* start Exercise inputs *

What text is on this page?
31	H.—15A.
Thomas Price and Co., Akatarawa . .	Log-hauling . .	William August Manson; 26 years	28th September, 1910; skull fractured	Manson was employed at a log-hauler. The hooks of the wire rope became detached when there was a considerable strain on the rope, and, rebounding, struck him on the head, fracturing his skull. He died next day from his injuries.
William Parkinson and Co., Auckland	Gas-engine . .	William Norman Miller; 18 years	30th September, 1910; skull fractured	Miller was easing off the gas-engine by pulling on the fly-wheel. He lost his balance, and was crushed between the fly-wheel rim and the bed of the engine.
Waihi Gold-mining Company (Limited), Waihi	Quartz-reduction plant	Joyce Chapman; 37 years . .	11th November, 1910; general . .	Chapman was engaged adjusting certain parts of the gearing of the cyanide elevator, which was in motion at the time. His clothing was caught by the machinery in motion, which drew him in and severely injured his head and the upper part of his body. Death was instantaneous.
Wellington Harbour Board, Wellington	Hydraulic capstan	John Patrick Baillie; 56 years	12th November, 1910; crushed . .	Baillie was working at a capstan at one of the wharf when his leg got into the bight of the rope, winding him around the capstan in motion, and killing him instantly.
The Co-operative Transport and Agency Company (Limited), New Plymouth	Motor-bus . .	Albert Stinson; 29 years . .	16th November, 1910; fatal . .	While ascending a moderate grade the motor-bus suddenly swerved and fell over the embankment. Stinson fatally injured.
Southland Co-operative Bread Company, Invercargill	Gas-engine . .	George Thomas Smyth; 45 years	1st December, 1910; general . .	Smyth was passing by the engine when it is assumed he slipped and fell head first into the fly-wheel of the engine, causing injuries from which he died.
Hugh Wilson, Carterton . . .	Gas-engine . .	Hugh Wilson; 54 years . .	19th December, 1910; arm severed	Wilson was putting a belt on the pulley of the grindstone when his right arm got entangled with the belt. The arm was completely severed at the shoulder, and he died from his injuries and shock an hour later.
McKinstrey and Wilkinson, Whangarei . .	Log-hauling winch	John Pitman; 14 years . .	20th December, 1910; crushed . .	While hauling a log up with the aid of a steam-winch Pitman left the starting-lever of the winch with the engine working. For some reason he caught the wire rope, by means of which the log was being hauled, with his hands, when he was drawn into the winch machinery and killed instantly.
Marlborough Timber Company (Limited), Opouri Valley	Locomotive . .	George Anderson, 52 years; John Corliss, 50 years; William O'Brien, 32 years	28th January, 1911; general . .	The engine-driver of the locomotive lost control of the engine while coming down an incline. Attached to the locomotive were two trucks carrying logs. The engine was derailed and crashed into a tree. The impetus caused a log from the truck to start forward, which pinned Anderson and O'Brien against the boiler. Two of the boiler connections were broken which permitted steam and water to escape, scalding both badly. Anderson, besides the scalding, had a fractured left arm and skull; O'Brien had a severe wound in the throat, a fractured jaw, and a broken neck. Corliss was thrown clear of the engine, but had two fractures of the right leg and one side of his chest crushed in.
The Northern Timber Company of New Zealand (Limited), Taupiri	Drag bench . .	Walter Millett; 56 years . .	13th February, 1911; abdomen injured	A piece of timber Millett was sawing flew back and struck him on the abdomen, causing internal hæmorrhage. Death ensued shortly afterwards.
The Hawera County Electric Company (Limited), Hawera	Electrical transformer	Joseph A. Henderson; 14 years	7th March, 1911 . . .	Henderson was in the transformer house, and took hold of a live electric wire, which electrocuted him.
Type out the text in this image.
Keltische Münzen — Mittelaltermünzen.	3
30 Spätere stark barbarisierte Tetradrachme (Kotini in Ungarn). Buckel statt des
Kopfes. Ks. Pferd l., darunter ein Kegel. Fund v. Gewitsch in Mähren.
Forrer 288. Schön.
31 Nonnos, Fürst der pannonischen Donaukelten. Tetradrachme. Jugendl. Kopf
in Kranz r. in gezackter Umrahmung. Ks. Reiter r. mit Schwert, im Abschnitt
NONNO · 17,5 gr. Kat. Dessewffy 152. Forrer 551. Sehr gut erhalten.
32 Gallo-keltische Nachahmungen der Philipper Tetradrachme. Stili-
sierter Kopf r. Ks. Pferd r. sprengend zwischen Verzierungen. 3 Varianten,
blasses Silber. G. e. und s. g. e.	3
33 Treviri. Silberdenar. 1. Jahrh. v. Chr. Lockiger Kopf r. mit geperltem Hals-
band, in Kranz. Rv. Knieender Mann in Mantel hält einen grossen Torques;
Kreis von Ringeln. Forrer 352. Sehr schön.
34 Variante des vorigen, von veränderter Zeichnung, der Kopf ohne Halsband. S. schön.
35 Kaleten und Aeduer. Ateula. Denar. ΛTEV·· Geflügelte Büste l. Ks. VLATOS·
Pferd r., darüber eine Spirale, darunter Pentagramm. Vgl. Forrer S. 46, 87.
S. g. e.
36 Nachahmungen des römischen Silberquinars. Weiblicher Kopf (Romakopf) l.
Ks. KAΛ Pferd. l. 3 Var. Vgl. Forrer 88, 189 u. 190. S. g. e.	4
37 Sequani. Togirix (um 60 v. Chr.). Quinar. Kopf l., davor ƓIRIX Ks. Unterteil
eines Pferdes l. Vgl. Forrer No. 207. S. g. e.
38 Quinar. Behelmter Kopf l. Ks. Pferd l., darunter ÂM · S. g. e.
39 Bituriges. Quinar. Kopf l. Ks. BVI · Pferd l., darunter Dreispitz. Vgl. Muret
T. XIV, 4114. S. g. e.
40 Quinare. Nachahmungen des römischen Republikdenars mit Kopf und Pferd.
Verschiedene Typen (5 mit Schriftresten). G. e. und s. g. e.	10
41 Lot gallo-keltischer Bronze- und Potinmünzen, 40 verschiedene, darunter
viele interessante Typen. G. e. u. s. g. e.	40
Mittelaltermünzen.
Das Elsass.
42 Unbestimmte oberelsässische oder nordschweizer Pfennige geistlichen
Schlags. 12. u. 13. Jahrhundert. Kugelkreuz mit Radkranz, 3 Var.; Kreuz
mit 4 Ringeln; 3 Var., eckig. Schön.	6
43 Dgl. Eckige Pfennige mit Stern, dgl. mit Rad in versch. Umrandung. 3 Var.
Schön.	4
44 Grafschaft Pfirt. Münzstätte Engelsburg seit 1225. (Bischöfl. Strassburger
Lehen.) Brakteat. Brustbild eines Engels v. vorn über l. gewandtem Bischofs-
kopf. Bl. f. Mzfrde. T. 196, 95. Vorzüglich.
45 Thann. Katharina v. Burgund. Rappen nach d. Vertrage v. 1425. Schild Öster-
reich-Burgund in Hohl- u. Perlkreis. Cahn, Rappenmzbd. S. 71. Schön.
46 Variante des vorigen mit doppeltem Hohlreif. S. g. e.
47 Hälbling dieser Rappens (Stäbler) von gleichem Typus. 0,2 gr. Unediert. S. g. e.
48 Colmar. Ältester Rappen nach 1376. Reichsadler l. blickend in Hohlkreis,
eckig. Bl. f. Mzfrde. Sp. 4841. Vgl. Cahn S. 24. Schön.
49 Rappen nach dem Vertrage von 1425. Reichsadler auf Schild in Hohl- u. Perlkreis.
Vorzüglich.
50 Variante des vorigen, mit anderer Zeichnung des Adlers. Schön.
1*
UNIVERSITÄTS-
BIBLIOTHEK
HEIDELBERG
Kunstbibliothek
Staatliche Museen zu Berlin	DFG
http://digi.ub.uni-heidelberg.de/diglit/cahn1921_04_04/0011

* end Exercise inputs *

* [Exercise requirements]: Locate and copy each line in the data above that includes the word "Sehr".

* [Full response]:
NONNO · 17,5 gr. Kat. Dessewffy 152. Forrer 551. Sehr gut erhalten.
Kreis von Ringeln. Forrer 352. Sehr schön.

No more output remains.